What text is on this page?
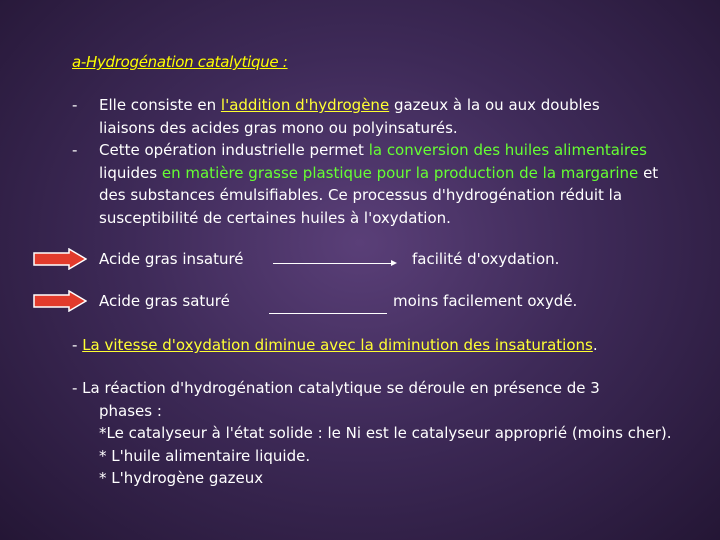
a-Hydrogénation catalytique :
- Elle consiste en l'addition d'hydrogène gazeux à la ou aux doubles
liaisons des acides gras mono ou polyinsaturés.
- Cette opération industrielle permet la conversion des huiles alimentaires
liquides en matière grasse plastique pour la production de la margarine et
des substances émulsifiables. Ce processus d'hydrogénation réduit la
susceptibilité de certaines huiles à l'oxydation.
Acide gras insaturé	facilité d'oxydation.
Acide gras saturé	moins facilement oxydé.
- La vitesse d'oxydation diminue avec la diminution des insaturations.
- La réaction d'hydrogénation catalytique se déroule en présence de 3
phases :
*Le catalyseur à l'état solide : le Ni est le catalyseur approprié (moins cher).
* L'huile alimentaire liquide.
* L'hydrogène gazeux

● ● ● ● ●

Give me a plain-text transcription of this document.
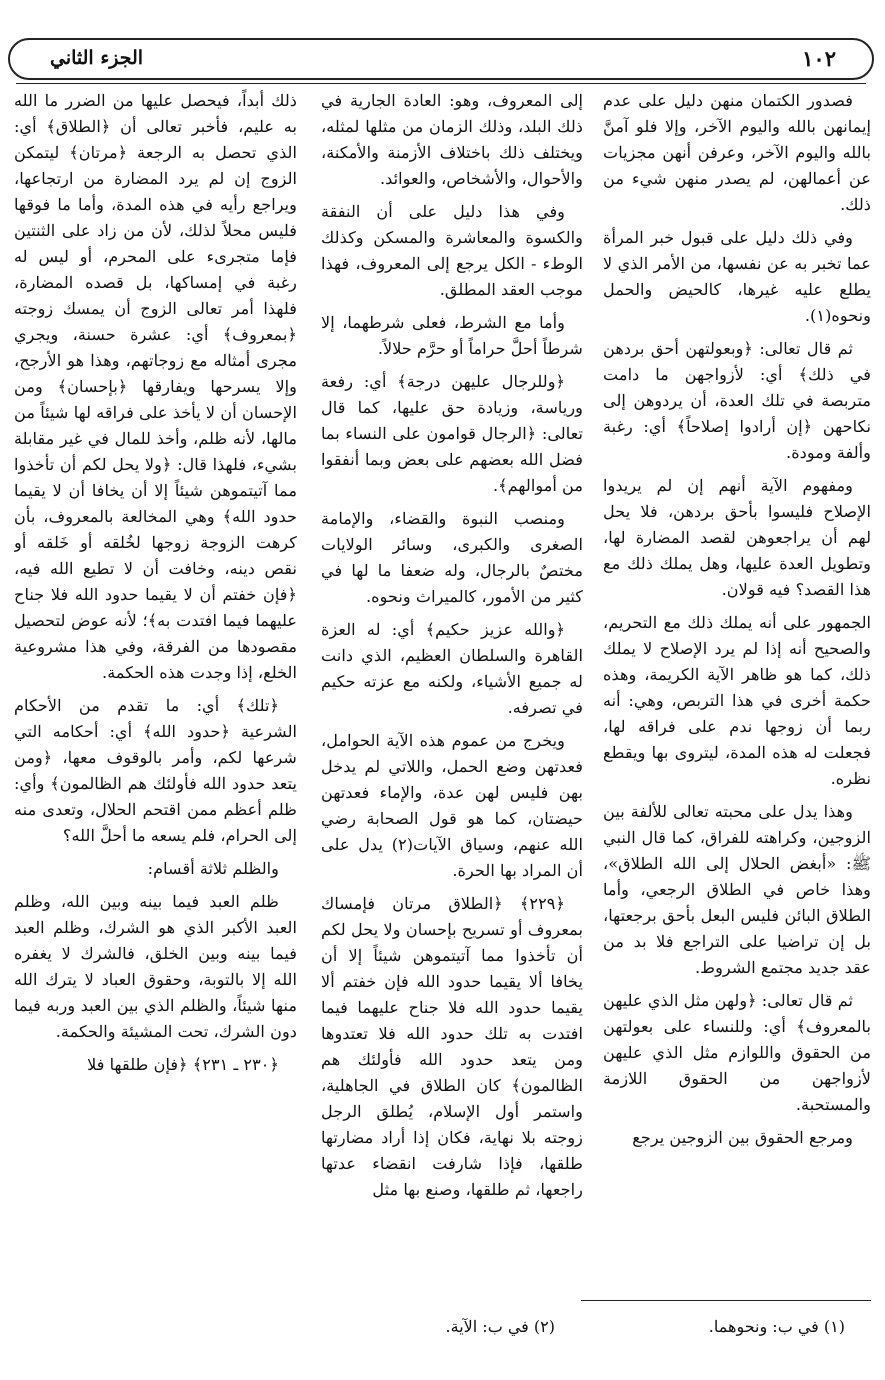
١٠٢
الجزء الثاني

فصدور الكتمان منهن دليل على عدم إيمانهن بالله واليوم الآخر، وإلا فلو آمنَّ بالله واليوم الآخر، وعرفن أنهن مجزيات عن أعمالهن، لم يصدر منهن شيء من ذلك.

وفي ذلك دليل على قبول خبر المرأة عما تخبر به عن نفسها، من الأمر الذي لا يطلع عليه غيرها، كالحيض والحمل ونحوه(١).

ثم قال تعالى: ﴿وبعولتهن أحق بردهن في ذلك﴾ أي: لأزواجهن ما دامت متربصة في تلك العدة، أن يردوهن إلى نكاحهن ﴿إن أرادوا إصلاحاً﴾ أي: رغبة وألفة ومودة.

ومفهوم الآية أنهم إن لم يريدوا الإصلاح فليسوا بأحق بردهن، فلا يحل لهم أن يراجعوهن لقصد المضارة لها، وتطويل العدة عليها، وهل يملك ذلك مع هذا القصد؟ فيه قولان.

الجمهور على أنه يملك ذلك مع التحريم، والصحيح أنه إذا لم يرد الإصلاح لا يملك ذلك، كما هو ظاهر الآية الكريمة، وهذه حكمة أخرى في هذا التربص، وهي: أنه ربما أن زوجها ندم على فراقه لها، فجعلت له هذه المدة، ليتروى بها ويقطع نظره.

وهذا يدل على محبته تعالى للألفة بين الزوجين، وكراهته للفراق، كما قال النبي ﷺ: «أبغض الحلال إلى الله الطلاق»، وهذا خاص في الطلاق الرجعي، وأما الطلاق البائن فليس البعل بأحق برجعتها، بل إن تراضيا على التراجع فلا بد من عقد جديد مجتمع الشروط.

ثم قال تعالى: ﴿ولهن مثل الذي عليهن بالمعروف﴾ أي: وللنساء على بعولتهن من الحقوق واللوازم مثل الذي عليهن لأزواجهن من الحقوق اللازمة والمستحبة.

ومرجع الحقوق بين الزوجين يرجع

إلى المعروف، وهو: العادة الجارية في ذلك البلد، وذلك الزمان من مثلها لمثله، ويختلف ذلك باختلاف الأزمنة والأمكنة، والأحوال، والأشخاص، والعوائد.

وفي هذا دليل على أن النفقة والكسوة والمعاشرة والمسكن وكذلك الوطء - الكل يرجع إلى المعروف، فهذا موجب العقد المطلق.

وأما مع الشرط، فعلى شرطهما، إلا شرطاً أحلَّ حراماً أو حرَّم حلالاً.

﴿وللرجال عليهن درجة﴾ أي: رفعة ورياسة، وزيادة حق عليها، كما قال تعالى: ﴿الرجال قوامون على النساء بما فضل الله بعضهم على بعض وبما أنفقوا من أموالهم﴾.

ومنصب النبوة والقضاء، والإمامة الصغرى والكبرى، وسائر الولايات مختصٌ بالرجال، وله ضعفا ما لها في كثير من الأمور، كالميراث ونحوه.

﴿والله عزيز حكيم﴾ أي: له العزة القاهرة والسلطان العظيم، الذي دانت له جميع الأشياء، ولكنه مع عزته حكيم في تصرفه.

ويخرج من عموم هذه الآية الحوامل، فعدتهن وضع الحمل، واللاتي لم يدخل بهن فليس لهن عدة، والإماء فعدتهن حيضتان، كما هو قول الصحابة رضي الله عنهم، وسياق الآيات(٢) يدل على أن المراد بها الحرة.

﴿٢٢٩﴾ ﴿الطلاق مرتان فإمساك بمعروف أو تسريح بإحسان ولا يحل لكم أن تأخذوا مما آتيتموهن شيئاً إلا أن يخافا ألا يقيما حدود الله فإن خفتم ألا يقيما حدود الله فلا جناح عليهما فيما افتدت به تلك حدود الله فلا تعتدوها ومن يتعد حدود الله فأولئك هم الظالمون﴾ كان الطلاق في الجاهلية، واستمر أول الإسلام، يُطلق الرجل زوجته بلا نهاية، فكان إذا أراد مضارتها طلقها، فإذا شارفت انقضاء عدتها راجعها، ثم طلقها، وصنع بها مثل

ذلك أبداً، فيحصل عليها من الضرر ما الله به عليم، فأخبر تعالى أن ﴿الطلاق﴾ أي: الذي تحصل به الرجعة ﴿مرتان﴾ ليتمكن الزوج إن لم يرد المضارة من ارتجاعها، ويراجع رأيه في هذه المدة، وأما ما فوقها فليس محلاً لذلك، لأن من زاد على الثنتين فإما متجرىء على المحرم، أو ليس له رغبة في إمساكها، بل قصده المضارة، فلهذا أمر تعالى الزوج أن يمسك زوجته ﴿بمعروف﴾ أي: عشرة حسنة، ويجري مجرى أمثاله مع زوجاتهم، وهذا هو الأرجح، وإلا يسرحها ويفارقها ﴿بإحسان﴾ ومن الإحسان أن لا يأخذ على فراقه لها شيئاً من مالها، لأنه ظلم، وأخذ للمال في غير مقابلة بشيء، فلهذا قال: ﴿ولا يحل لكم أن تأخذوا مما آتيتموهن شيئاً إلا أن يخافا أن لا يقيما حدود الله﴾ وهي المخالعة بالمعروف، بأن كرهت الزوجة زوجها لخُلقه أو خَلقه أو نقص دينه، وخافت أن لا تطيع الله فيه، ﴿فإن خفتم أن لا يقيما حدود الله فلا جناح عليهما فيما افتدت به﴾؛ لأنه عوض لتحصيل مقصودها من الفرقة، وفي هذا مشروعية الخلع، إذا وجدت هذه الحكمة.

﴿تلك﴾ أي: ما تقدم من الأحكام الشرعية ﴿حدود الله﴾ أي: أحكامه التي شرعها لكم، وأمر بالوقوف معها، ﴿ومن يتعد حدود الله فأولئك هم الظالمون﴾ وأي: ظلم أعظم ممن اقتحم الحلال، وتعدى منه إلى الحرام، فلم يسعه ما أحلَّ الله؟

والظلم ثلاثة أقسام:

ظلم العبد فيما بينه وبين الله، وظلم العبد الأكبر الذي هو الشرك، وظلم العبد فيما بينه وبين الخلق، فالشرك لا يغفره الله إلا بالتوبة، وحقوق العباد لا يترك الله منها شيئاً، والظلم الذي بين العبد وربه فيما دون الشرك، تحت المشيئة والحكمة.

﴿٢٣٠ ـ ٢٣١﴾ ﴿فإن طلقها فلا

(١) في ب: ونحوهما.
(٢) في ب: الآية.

● ● ● ● ●

**Aim of the exercise**
For each line in the data above that contains the string "دليل", extract the line.

**Response to the task**
فصدور الكتمان منهن دليل على عدم إيمانهن بالله واليوم الآخر، وإلا فلو آمنَّ بالله واليوم الآخر، وعرفن أنهن مجزيات عن أعمالهن، لم يصدر منهن شيء من ذلك.
وفي ذلك دليل على قبول خبر المرأة عما تخبر به عن نفسها، من الأمر الذي لا يطلع عليه غيرها، كالحيض والحمل ونحوه(١).
وفي هذا دليل على أن النفقة والكسوة والمعاشرة والمسكن وكذلك الوطء - الكل يرجع إلى المعروف، فهذا موجب العقد المطلق.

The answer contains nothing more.